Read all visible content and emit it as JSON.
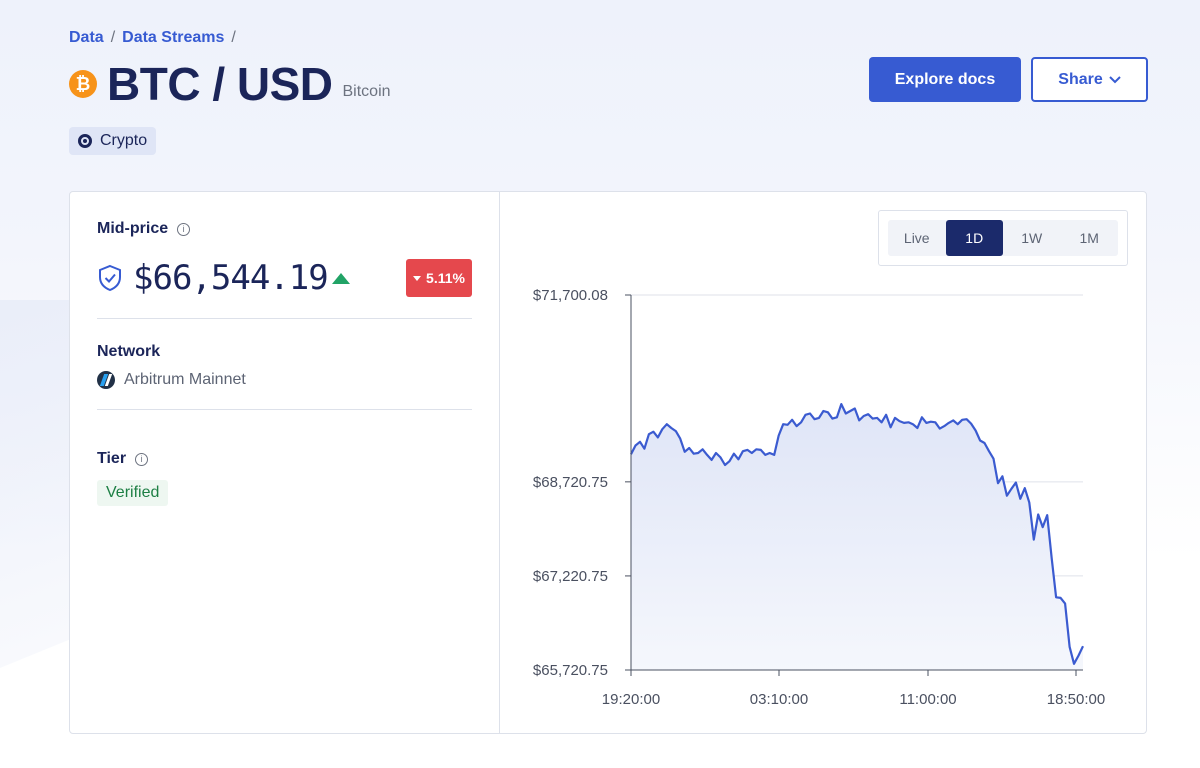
{
  "breadcrumb": {
    "item1": "Data",
    "item2": "Data Streams",
    "sep": "/"
  },
  "header": {
    "icon_glyph": "₿",
    "title": "BTC / USD",
    "subtitle": "Bitcoin",
    "explore_label": "Explore docs",
    "share_label": "Share"
  },
  "tag": {
    "label": "Crypto",
    "icon": "crypto-icon"
  },
  "panel": {
    "midprice_label": "Mid-price",
    "price": "$66,544.19",
    "change": "5.11%",
    "network_label": "Network",
    "network_value": "Arbitrum Mainnet",
    "tier_label": "Tier",
    "tier_value": "Verified"
  },
  "range": {
    "options": [
      "Live",
      "1D",
      "1W",
      "1M"
    ],
    "selected": "1D"
  },
  "colors": {
    "accent": "#375bd2",
    "up": "#21a366",
    "down": "#e5484d",
    "line": "#3b5bd0"
  },
  "chart_data": {
    "type": "area",
    "ylim": [
      65720.75,
      71700.08
    ],
    "yticks": [
      71700.08,
      68720.75,
      67220.75,
      65720.75
    ],
    "ytick_labels": [
      "$71,700.08",
      "$68,720.75",
      "$67,220.75",
      "$65,720.75"
    ],
    "xticks": [
      "19:20:00",
      "03:10:00",
      "11:00:00",
      "18:50:00"
    ],
    "grid": true,
    "values": [
      69160,
      69300,
      69360,
      69250,
      69480,
      69520,
      69430,
      69560,
      69640,
      69580,
      69530,
      69410,
      69200,
      69260,
      69170,
      69180,
      69240,
      69150,
      69070,
      69180,
      69110,
      68990,
      69050,
      69170,
      69080,
      69210,
      69230,
      69180,
      69240,
      69230,
      69150,
      69180,
      69150,
      69460,
      69640,
      69630,
      69710,
      69610,
      69670,
      69790,
      69810,
      69720,
      69740,
      69850,
      69830,
      69730,
      69750,
      69960,
      69810,
      69850,
      69890,
      69700,
      69770,
      69800,
      69730,
      69740,
      69670,
      69790,
      69590,
      69740,
      69690,
      69660,
      69670,
      69640,
      69580,
      69750,
      69660,
      69680,
      69670,
      69570,
      69610,
      69660,
      69700,
      69640,
      69710,
      69720,
      69650,
      69540,
      69380,
      69340,
      69210,
      69090,
      68700,
      68810,
      68500,
      68610,
      68710,
      68450,
      68620,
      68390,
      67800,
      68200,
      68000,
      68190,
      67500,
      66880,
      66870,
      66780,
      66090,
      65820,
      65950,
      66100
    ]
  }
}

● ● ● ● ● ● ●

- _EXERCISE DIRECTIONS_:
Write the material out again exactly as it appears, dropping the pictures.

- _WRITTEN REPLY_:
Read all visible content and emit it as JSON.
{
  "breadcrumb": {
    "item1": "Data",
    "item2": "Data Streams",
    "sep": "/"
  },
  "header": {
    "icon_glyph": "₿",
    "title": "BTC / USD",
    "subtitle": "Bitcoin",
    "explore_label": "Explore docs",
    "share_label": "Share"
  },
  "tag": {
    "label": "Crypto",
    "icon": "crypto-icon"
  },
  "panel": {
    "midprice_label": "Mid-price",
    "price": "$66,544.19",
    "change": "5.11%",
    "network_label": "Network",
    "network_value": "Arbitrum Mainnet",
    "tier_label": "Tier",
    "tier_value": "Verified"
  },
  "range": {
    "options": [
      "Live",
      "1D",
      "1W",
      "1M"
    ],
    "selected": "1D"
  },
  "colors": {
    "accent": "#375bd2",
    "up": "#21a366",
    "down": "#e5484d",
    "line": "#3b5bd0"
  },
  "chart_data": {
    "type": "area",
    "ylim": [
      65720.75,
      71700.08
    ],
    "yticks": [
      71700.08,
      68720.75,
      67220.75,
      65720.75
    ],
    "ytick_labels": [
      "$71,700.08",
      "$68,720.75",
      "$67,220.75",
      "$65,720.75"
    ],
    "xticks": [
      "19:20:00",
      "03:10:00",
      "11:00:00",
      "18:50:00"
    ],
    "grid": true,
    "values": [
      69160,
      69300,
      69360,
      69250,
      69480,
      69520,
      69430,
      69560,
      69640,
      69580,
      69530,
      69410,
      69200,
      69260,
      69170,
      69180,
      69240,
      69150,
      69070,
      69180,
      69110,
      68990,
      69050,
      69170,
      69080,
      69210,
      69230,
      69180,
      69240,
      69230,
      69150,
      69180,
      69150,
      69460,
      69640,
      69630,
      69710,
      69610,
      69670,
      69790,
      69810,
      69720,
      69740,
      69850,
      69830,
      69730,
      69750,
      69960,
      69810,
      69850,
      69890,
      69700,
      69770,
      69800,
      69730,
      69740,
      69670,
      69790,
      69590,
      69740,
      69690,
      69660,
      69670,
      69640,
      69580,
      69750,
      69660,
      69680,
      69670,
      69570,
      69610,
      69660,
      69700,
      69640,
      69710,
      69720,
      69650,
      69540,
      69380,
      69340,
      69210,
      69090,
      68700,
      68810,
      68500,
      68610,
      68710,
      68450,
      68620,
      68390,
      67800,
      68200,
      68000,
      68190,
      67500,
      66880,
      66870,
      66780,
      66090,
      65820,
      65950,
      66100
    ]
  }
}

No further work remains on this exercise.